Report each line of the data that has "most" somewhere in it.

**GIVEN DATA**

┌────────

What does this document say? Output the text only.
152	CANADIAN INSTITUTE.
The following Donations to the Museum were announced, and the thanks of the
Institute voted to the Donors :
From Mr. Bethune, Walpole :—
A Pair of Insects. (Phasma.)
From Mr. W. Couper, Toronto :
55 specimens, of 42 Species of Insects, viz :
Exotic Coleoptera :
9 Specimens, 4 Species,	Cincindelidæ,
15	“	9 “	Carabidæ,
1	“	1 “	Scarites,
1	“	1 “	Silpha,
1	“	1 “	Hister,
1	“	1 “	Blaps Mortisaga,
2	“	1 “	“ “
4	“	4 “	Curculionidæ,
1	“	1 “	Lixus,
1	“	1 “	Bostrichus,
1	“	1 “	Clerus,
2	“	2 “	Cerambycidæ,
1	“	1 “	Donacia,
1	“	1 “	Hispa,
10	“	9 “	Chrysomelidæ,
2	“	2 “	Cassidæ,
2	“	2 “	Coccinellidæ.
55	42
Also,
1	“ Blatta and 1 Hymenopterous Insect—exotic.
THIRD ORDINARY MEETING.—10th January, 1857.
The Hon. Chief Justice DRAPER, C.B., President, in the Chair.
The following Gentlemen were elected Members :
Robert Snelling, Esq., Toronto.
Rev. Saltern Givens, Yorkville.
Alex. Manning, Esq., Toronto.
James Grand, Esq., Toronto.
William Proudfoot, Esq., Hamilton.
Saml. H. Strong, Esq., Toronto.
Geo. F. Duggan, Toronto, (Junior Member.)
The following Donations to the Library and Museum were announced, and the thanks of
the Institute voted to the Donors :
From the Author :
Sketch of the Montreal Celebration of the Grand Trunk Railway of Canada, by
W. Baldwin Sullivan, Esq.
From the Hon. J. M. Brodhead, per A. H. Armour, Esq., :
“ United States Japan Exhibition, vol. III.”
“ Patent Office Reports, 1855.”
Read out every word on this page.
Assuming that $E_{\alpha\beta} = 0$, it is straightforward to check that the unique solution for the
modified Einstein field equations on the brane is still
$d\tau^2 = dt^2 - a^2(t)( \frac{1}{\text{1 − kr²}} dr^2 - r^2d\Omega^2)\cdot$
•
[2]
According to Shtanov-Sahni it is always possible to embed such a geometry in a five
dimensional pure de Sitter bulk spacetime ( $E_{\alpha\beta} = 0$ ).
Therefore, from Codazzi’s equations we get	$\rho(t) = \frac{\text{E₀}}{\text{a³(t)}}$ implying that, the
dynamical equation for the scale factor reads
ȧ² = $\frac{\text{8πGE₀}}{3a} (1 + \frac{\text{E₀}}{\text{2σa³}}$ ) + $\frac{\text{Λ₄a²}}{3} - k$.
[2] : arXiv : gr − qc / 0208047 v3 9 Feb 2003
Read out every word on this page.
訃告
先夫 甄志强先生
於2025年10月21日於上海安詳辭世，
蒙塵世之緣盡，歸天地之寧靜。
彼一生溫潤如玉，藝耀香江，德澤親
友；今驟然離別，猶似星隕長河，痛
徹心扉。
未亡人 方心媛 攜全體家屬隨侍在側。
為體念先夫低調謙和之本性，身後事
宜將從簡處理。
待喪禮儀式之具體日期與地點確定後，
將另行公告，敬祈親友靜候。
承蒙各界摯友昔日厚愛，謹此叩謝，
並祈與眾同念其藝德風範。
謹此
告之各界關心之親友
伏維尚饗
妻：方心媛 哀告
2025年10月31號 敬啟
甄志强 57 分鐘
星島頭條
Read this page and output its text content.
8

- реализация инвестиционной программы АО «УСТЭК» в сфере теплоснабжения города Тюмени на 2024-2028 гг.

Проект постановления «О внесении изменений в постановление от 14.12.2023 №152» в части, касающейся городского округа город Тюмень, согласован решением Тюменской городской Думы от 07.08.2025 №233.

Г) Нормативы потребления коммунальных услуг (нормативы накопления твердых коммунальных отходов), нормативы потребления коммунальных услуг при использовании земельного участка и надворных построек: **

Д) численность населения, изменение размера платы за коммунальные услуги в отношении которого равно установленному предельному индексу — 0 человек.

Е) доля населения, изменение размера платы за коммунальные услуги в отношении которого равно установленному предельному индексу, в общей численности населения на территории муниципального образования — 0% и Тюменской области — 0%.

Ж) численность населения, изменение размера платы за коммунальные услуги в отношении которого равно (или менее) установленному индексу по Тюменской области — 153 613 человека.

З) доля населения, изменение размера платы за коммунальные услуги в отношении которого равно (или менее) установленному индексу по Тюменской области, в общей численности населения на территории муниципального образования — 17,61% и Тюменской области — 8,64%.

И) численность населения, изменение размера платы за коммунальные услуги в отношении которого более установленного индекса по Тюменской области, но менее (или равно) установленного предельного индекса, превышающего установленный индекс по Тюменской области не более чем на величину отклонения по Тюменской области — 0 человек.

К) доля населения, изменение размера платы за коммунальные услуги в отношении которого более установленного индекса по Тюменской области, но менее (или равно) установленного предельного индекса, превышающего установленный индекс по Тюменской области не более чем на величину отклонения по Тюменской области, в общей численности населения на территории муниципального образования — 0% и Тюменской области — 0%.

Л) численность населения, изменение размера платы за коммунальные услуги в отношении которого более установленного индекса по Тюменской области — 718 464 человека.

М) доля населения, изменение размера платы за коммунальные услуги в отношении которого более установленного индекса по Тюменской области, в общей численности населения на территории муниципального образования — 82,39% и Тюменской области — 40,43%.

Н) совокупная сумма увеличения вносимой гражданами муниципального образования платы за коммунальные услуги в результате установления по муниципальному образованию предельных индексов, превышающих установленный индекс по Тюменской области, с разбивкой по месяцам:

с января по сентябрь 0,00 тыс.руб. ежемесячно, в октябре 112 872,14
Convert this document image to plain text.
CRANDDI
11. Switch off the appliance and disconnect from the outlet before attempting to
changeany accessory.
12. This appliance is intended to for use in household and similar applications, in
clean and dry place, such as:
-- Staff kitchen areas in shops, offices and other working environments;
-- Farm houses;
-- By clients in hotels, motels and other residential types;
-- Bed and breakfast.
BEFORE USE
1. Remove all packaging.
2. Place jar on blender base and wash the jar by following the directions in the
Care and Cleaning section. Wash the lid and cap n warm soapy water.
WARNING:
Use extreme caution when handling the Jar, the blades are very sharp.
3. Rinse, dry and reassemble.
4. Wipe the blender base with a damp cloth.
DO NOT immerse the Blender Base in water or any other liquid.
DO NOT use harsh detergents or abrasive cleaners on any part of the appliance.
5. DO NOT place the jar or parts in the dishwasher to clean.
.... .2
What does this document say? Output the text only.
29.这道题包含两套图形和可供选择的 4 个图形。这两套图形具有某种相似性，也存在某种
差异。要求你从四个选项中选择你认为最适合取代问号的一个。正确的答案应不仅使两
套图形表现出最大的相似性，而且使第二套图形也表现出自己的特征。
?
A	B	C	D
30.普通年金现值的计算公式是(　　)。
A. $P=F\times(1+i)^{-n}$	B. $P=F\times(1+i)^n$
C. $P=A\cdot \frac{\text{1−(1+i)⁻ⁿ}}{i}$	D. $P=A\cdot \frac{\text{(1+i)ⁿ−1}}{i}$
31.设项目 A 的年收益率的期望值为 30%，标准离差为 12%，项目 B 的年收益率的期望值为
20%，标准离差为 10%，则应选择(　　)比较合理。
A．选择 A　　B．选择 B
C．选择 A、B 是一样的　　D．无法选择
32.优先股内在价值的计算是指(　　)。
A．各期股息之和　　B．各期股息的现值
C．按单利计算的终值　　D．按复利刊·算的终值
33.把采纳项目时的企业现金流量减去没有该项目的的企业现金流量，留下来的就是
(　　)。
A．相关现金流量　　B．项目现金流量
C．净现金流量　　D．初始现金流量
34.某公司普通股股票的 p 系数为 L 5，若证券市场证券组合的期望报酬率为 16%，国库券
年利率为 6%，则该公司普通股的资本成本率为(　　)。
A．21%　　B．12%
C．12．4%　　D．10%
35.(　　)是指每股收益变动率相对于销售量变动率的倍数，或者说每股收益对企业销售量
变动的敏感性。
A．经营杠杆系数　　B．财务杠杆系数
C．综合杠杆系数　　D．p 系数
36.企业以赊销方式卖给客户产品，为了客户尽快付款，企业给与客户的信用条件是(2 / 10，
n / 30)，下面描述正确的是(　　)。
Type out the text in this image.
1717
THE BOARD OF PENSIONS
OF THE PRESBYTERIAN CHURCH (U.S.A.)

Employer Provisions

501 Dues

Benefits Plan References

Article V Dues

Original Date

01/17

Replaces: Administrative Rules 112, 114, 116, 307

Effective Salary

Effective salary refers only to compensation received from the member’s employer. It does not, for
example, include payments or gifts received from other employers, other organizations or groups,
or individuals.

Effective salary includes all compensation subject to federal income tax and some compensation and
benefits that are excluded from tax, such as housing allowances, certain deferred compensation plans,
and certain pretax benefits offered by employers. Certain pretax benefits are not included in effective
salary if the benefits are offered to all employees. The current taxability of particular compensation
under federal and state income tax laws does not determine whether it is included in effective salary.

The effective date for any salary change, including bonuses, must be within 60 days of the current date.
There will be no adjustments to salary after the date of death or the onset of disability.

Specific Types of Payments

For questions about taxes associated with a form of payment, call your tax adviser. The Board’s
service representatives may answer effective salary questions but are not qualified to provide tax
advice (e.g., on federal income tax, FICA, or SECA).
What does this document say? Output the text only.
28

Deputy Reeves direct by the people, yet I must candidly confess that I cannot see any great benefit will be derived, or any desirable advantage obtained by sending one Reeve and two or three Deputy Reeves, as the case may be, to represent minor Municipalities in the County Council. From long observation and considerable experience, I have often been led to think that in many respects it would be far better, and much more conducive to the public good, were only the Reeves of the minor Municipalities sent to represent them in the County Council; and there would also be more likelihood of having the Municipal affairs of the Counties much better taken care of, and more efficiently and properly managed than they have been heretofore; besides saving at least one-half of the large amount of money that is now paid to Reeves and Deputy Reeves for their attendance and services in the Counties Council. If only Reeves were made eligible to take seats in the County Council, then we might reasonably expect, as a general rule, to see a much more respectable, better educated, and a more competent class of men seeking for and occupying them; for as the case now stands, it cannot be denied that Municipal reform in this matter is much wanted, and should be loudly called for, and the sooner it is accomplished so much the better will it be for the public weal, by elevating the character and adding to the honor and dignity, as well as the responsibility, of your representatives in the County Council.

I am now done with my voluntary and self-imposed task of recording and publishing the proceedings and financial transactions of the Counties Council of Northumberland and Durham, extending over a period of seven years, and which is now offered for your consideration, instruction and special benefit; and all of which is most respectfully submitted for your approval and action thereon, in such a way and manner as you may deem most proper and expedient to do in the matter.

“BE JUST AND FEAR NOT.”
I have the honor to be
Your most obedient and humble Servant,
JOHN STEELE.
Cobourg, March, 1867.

└────────

**RESPONSE TO THE TASK**
I am now done with my voluntary and self-imposed task of recording and publishing the proceedings and financial transactions of the Counties Council of Northumberland and Durham, extending over a period of seven years, and which is now offered for your consideration, instruction and special benefit; and all of which is most respectfully submitted for your approval and action thereon, in such a way and manner as you may deem most proper and expedient to do in the matter.
Your most obedient and humble Servant,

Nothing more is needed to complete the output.